In the material below, find all lines with the string "实际奶量" and copy them.

Extracted data entries:
■ ■ ■

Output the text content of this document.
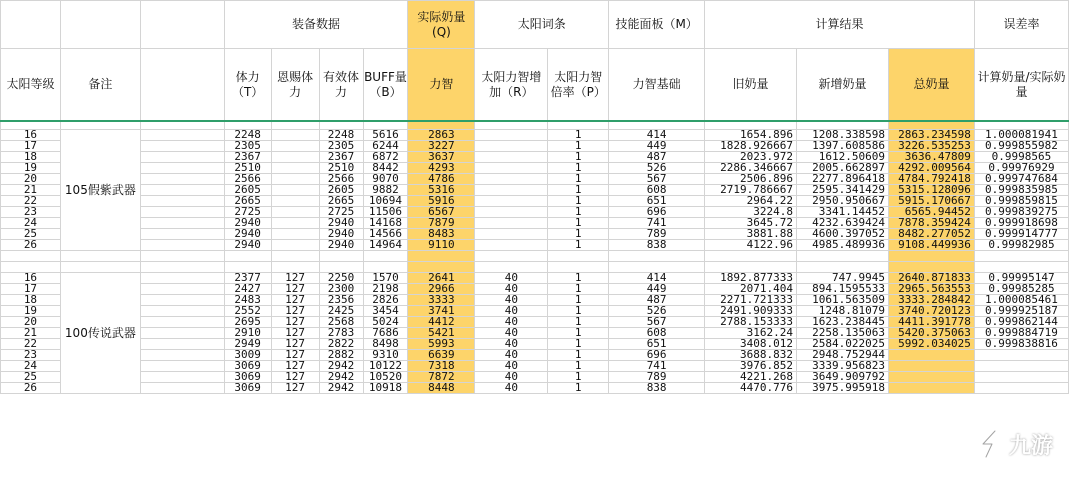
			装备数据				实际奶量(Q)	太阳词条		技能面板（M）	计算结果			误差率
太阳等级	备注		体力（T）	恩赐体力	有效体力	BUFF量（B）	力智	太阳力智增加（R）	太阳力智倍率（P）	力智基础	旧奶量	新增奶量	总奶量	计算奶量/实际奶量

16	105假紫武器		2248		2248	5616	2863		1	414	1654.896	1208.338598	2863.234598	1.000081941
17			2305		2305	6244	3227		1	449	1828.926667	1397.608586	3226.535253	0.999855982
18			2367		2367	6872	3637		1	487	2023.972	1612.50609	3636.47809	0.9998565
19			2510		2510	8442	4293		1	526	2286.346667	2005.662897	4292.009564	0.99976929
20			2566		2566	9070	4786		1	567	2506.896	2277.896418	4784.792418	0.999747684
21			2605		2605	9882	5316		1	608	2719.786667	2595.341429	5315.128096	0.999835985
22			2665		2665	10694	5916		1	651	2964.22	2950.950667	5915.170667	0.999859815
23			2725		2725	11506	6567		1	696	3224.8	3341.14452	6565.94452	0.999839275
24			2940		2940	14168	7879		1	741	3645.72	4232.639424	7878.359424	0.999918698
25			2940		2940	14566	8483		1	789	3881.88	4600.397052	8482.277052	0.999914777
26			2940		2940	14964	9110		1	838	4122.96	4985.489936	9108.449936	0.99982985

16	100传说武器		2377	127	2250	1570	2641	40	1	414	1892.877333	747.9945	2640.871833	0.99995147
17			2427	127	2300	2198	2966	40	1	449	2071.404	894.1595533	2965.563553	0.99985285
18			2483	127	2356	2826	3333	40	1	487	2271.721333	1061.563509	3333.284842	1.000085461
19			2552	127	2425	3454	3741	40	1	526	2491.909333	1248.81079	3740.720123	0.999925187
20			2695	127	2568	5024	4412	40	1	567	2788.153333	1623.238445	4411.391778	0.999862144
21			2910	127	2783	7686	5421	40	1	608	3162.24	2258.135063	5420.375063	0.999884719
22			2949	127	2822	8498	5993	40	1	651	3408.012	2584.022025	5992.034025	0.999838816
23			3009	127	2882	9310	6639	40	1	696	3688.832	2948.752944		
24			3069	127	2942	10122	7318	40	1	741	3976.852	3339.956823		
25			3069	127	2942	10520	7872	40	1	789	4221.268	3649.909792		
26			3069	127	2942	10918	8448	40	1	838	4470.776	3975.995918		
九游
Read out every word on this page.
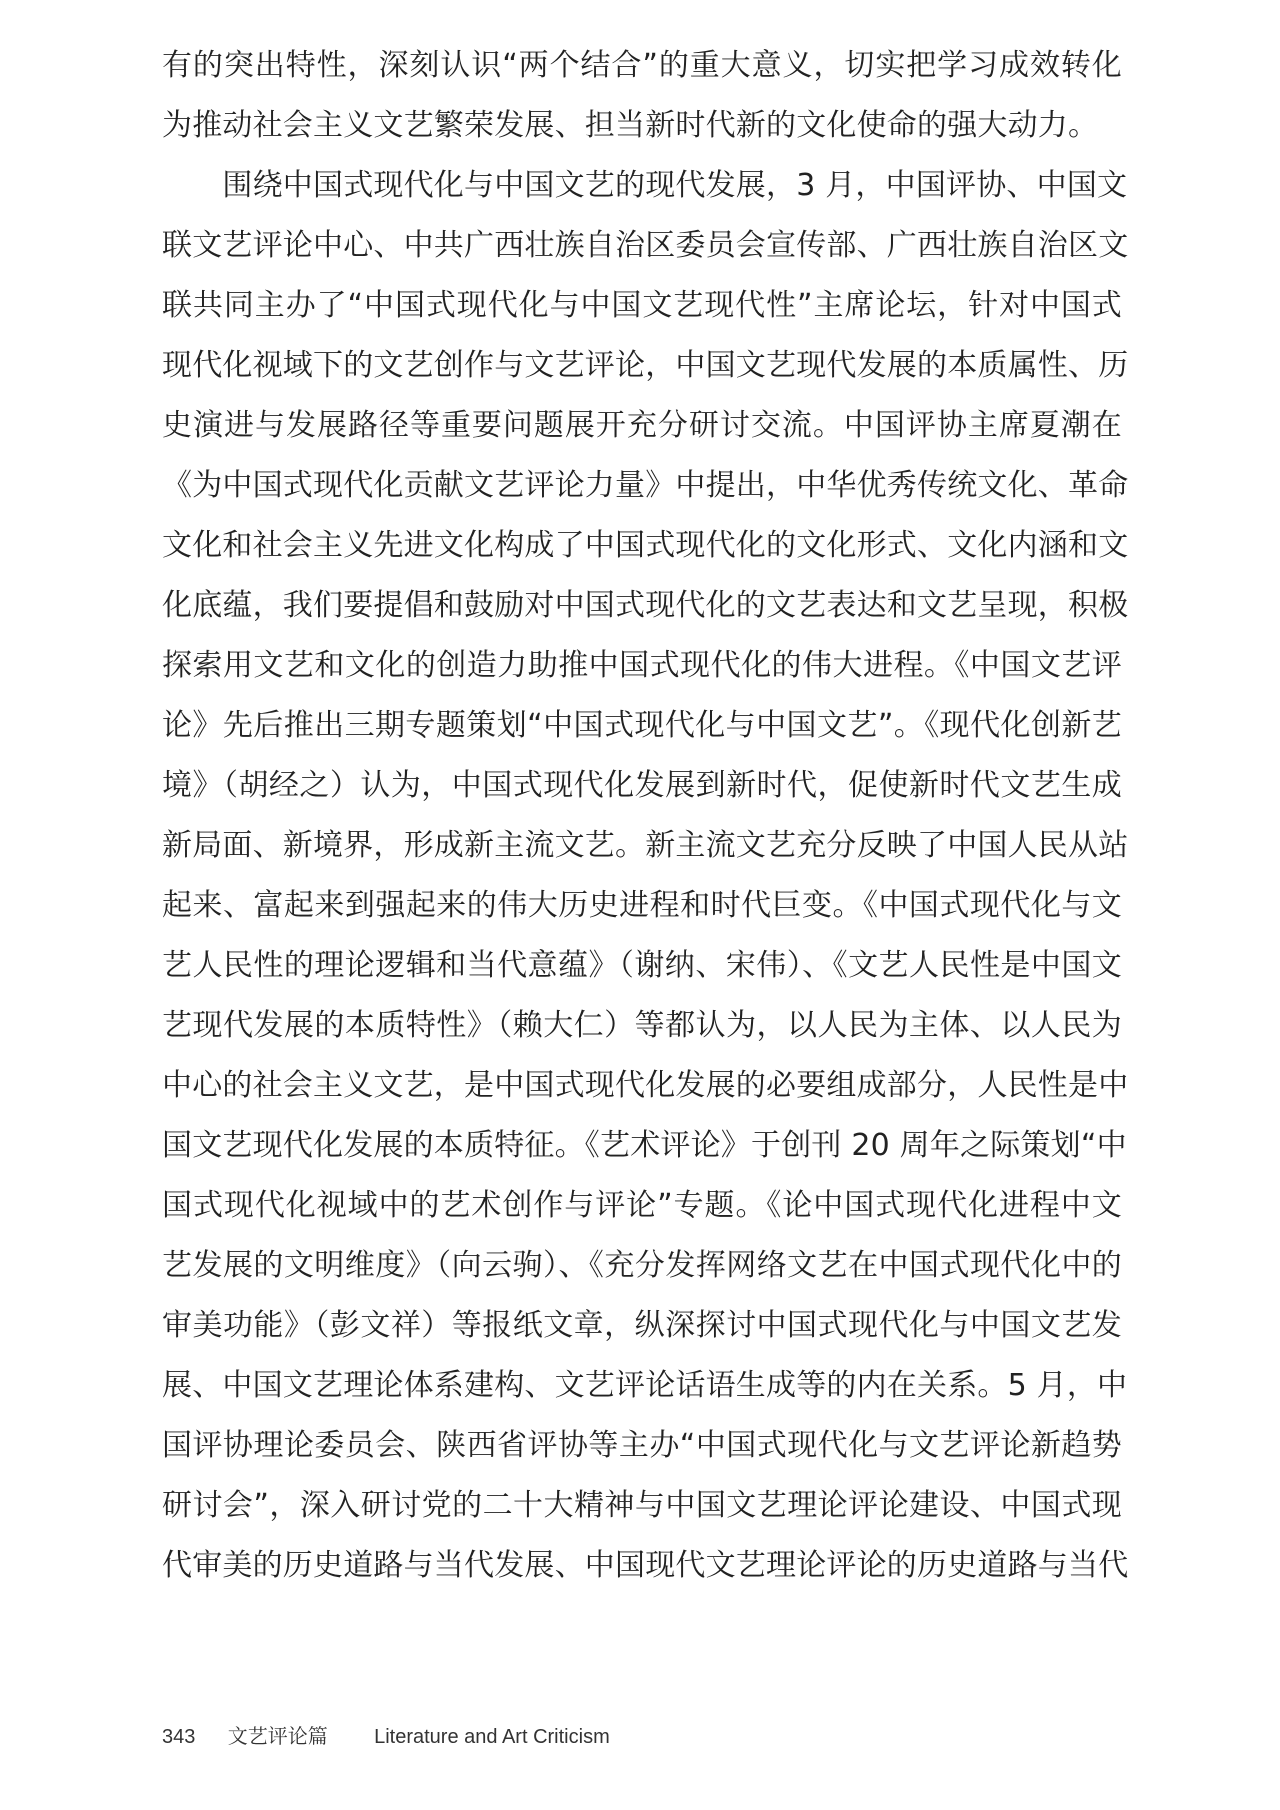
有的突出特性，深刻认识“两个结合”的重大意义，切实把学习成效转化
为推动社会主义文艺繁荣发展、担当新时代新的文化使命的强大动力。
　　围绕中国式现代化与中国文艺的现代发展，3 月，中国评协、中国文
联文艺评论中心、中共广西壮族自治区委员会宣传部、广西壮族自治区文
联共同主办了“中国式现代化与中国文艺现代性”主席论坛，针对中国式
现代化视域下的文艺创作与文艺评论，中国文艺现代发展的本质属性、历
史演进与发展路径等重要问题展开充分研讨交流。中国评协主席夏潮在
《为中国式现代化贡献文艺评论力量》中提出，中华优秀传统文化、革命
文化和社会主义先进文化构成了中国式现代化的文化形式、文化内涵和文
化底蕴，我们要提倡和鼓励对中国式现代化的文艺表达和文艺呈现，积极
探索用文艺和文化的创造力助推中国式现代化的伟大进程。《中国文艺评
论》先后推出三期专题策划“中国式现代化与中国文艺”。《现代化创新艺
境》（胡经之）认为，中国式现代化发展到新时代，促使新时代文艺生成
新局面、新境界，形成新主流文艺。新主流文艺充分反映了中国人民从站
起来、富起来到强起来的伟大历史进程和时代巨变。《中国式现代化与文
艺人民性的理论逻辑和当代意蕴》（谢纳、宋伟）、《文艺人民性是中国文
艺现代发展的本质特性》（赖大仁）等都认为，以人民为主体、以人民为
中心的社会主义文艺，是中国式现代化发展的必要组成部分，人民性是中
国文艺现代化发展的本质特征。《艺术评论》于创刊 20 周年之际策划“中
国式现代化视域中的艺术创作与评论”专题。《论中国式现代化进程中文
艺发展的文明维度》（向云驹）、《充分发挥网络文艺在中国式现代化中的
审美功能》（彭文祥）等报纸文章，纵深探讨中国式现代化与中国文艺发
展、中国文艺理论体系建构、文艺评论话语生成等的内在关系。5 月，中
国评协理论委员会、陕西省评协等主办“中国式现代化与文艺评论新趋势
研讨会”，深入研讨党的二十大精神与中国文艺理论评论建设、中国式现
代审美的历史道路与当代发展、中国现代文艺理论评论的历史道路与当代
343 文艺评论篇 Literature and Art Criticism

■ ■ ■

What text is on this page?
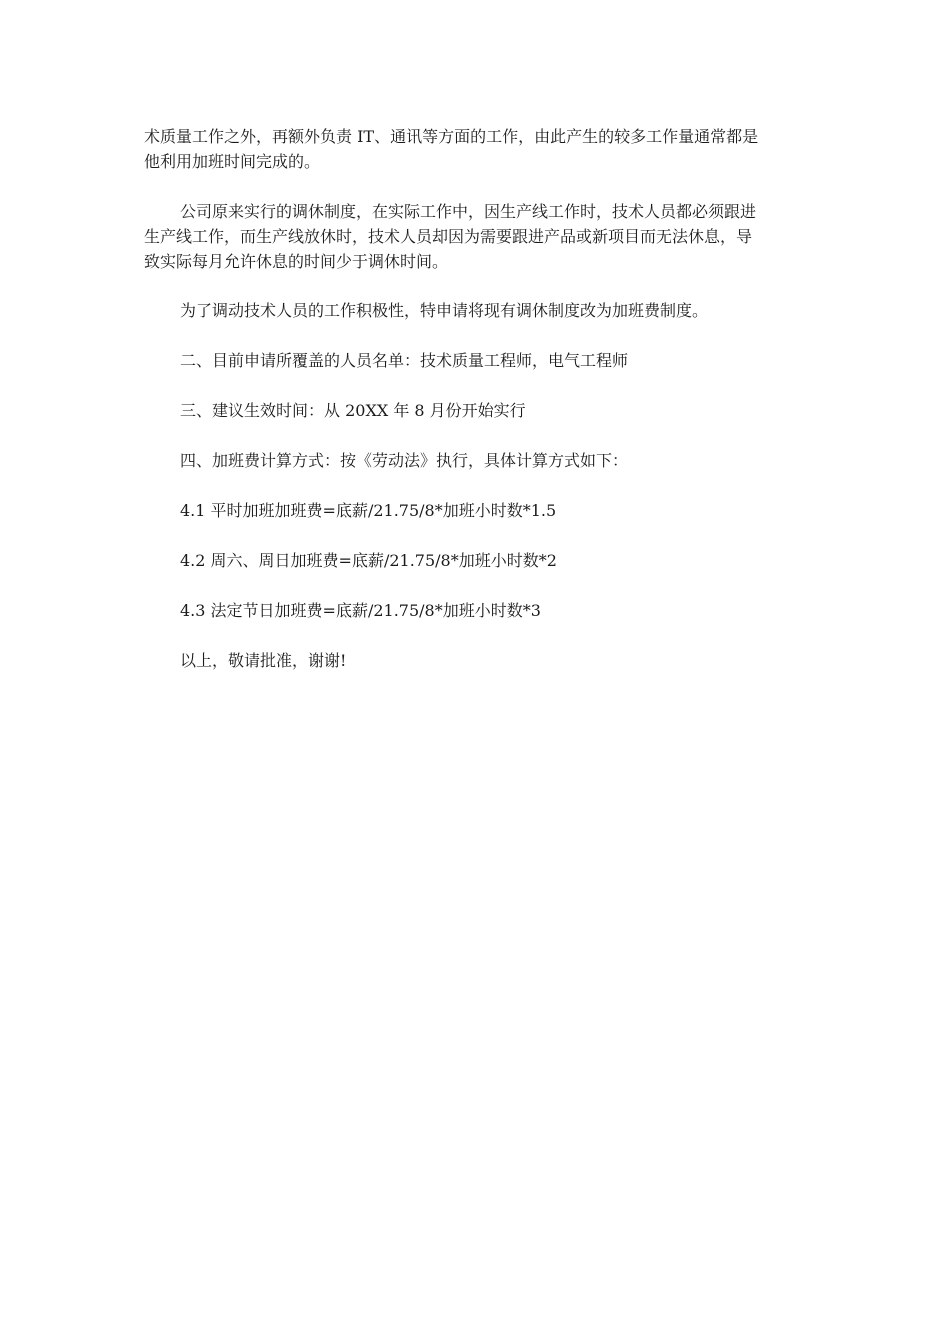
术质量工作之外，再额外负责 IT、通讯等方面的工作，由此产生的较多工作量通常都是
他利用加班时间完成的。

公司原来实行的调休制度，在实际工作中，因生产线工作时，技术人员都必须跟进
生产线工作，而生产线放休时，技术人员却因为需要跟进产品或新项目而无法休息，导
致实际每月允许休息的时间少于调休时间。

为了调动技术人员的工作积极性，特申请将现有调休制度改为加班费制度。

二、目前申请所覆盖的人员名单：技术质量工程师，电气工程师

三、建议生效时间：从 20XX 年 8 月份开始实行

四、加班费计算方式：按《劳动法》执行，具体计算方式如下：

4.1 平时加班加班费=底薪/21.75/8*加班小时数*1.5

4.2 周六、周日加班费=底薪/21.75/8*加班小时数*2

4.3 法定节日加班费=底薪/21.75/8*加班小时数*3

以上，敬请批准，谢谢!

■ ■ ■

Expected output>
			装备数据				实际奶量(Q)	太阳词条		技能面板（M）	计算结果			误差率
太阳等级	备注		体力（T）	恩赐体力	有效体力	BUFF量（B）	力智	太阳力智增加（R）	太阳力智倍率（P）	力智基础	旧奶量	新增奶量	总奶量	计算奶量/实际奶量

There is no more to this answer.